Task directions
Skip the pictures. Repeat everything else in the records word for word.

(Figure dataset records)
★ ★ ★ ★

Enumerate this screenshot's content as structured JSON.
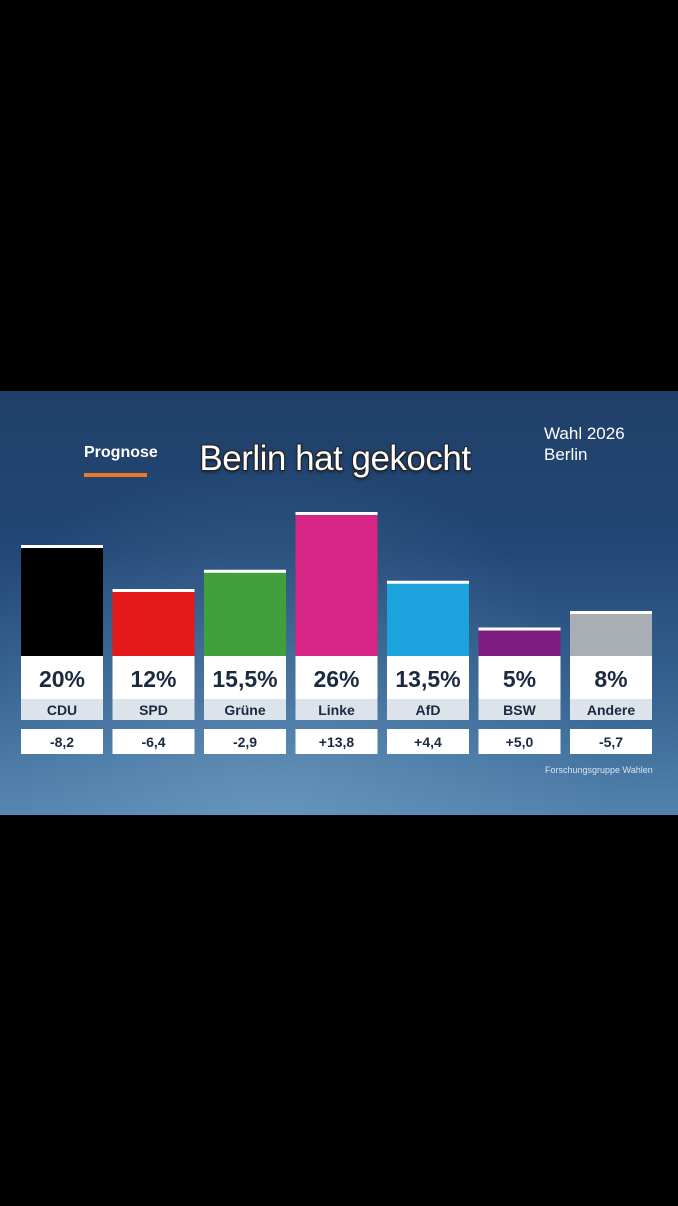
{
  "overlay": {
    "caption": "Berlin hat gekocht"
  },
  "header": {
    "label": "Prognose",
    "title_line1": "Wahl 2026",
    "title_line2": "Berlin"
  },
  "footer": {
    "source": "Forschungsgruppe Wahlen"
  },
  "colors": {
    "accent": "#e8782a",
    "CDU": "#000000",
    "SPD": "#e3191b",
    "Grüne": "#40a03c",
    "Linke": "#d72585",
    "AfD": "#1ca2dc",
    "BSW": "#7f1c82",
    "Andere": "#a9adb4"
  },
  "chart_data": {
    "type": "bar",
    "title": "Prognose",
    "categories": [
      "CDU",
      "SPD",
      "Grüne",
      "Linke",
      "AfD",
      "BSW",
      "Andere"
    ],
    "values": [
      20,
      12,
      15.5,
      26,
      13.5,
      5,
      8
    ],
    "value_labels": [
      "20%",
      "12%",
      "15,5%",
      "26%",
      "13,5%",
      "5%",
      "8%"
    ],
    "changes": [
      -8.2,
      -6.4,
      -2.9,
      13.8,
      4.4,
      5.0,
      -5.7
    ],
    "change_labels": [
      "-8,2",
      "-6,4",
      "-2,9",
      "+13,8",
      "+4,4",
      "+5,0",
      "-5,7"
    ],
    "ylim": [
      0,
      26
    ],
    "xlabel": "",
    "ylabel": "",
    "grid": false,
    "legend": "none"
  }
}
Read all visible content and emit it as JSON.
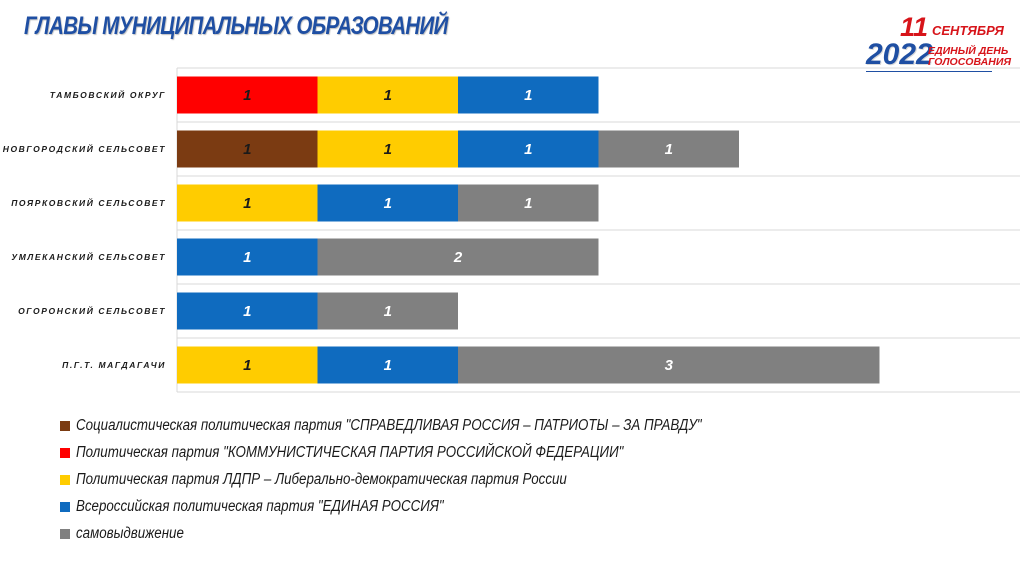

★ ★ ★ ★

Task result
Enumerate this screenshot's content as structured JSON.
{
  "overlay": {
    "caption": "Berlin hat gekocht"
  },
  "header": {
    "label": "Prognose",
    "title_line1": "Wahl 2026",
    "title_line2": "Berlin"
  },
  "footer": {
    "source": "Forschungsgruppe Wahlen"
  },
  "colors": {
    "accent": "#e8782a",
    "CDU": "#000000",
    "SPD": "#e3191b",
    "Grüne": "#40a03c",
    "Linke": "#d72585",
    "AfD": "#1ca2dc",
    "BSW": "#7f1c82",
    "Andere": "#a9adb4"
  },
  "chart_data": {
    "type": "bar",
    "title": "Prognose",
    "categories": [
      "CDU",
      "SPD",
      "Grüne",
      "Linke",
      "AfD",
      "BSW",
      "Andere"
    ],
    "values": [
      20,
      12,
      15.5,
      26,
      13.5,
      5,
      8
    ],
    "value_labels": [
      "20%",
      "12%",
      "15,5%",
      "26%",
      "13,5%",
      "5%",
      "8%"
    ],
    "changes": [
      -8.2,
      -6.4,
      -2.9,
      13.8,
      4.4,
      5.0,
      -5.7
    ],
    "change_labels": [
      "-8,2",
      "-6,4",
      "-2,9",
      "+13,8",
      "+4,4",
      "+5,0",
      "-5,7"
    ],
    "ylim": [
      0,
      26
    ],
    "xlabel": "",
    "ylabel": "",
    "grid": false,
    "legend": "none"
  }
}
Read all visible content and emit it as JSON.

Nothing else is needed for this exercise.